**Extracted entries**
>> Begin

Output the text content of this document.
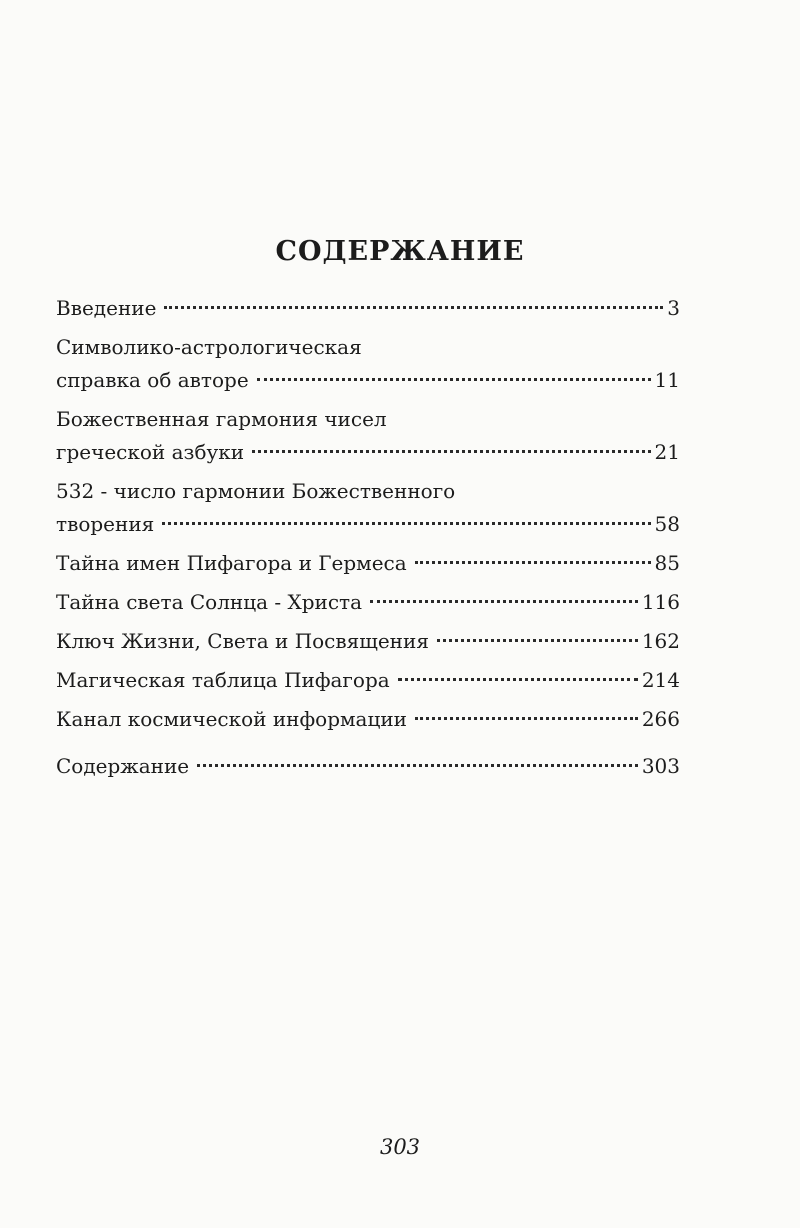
СОДЕРЖАНИЕ
Введение	3
Символико-астрологическая
справка об авторе	11
Божественная гармония чисел
греческой азбуки	21
532 - число гармонии Божественного
творения	58
Тайна имен Пифагора и Гермеса	85
Тайна света Солнца - Христа	116
Ключ Жизни, Света и Посвящения	162
Магическая таблица Пифагора	214
Канал космической информации	266
Содержание	303
303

>> End

**The task**
Gather all lines where the word "Тайна" appears.

**Answer to this problem**
Тайна имен Пифагора и Гермеса	85
Тайна света Солнца - Христа	116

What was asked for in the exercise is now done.